Text section
>> START

Sunday, October 21, 2012

Assignment #3:


Write a soothing, one page poem. While writing it, imagine you are transcribing a soothing voicemail message you've left for a friend or relative. Use minute particulars that you've started using in the other assignments. Stay close to the nose. Don't be afraid to write in the vernacular of everyday speech. But remember, the poem you write must be as soothing as possible. If it helps to think of the poem as addressed to someone, then by all means, address someone. If the poem is truly successful then after you read it the the entire class should be a trance of soothing tranquility. Seriously. Suggestion: make a list of 10 words that are most soothing to you and write them into the poem. Got it? Go for it! 

Class readings:

The Granite Pail by Lorine Neidecker
The Mysteries of Small Houses by Alice Notley

Saturday, October 20, 2012

Our North (assignment three)


Each place I have lived has been different from the others-a place like Philadelphia had a temperature ambience and a different vibe that was different than my college town Asheville, NC, which was different from New Jersey, all of which were different from where I grew up in Frankfurt, Germany. 
    But sometimes a strange night like tonight at 7:10 as the sun sets, the humidity dropped, the temperature stayed the same warm breeze tiptoed through the city, which for all the world as my witness reminded me of the Saturday nights in May and early June in my apartment in Philadelphia as I prepped for Goth night with vodka and soda water mixers, armed myself with a small flask for inside the club and hoped that life would be at least as good as the adjunct life that I was currently leading.  Goth night was only good because it was a muddled reflection of Wed night Goth night in Asheville, which was also warm and soothing and fun. 
     That the goth scene itself is dead can be very much debated…perhaps it is a shadow of its former self…its kinda like punk rock, people love the IMAGE but don’t understand the meaning, not to say that I was punk rock or that I ever was one but nowadays everything is commercialized and the real meaning behind the lyrics of the old songs and the lot are thrown by the wayside.

>> END

Recorded data
>> START

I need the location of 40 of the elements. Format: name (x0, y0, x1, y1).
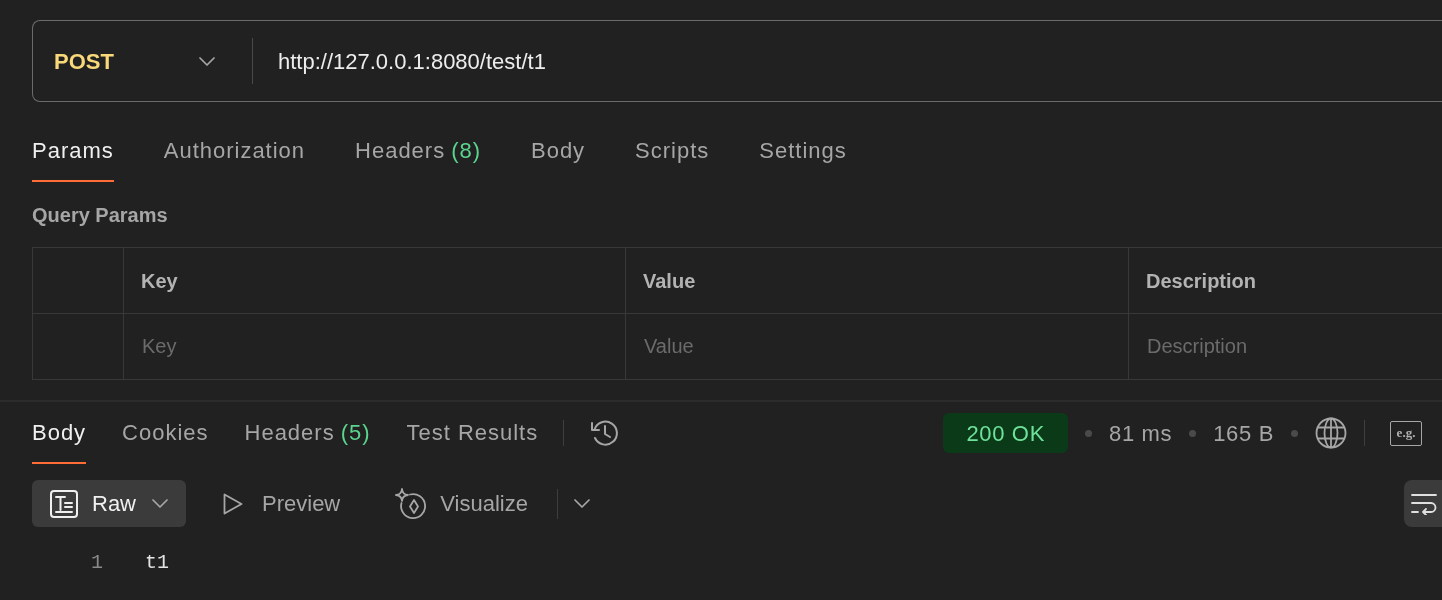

>> END

Task instructions
- A) Please give the stretch of the blog post from "That the goth" through "by the wayside." again, and switch "punk rock" to "heavy metal".
- B) Translate this sentence from the blog post into Spanish: "Don't be afraid to write in the vernacular of everyday speech."
- C) According to the blog post, where did the writer grow up?
The material has no connection to the blog post.

Responses
- A)
That the goth scene itself is dead can be very much debated…perhaps it is a shadow of its former self…its kinda like heavy metal, people love the IMAGE but don’t understand the meaning, not to say that I was heavy metal or that I ever was one but nowadays everything is commercialized and the real meaning behind the lyrics of the old songs and the lot are thrown by the wayside.

- B) No tengas miedo de escribir en la lengua vernácula del habla cotidiana.

- C) Frankfurt, Germany.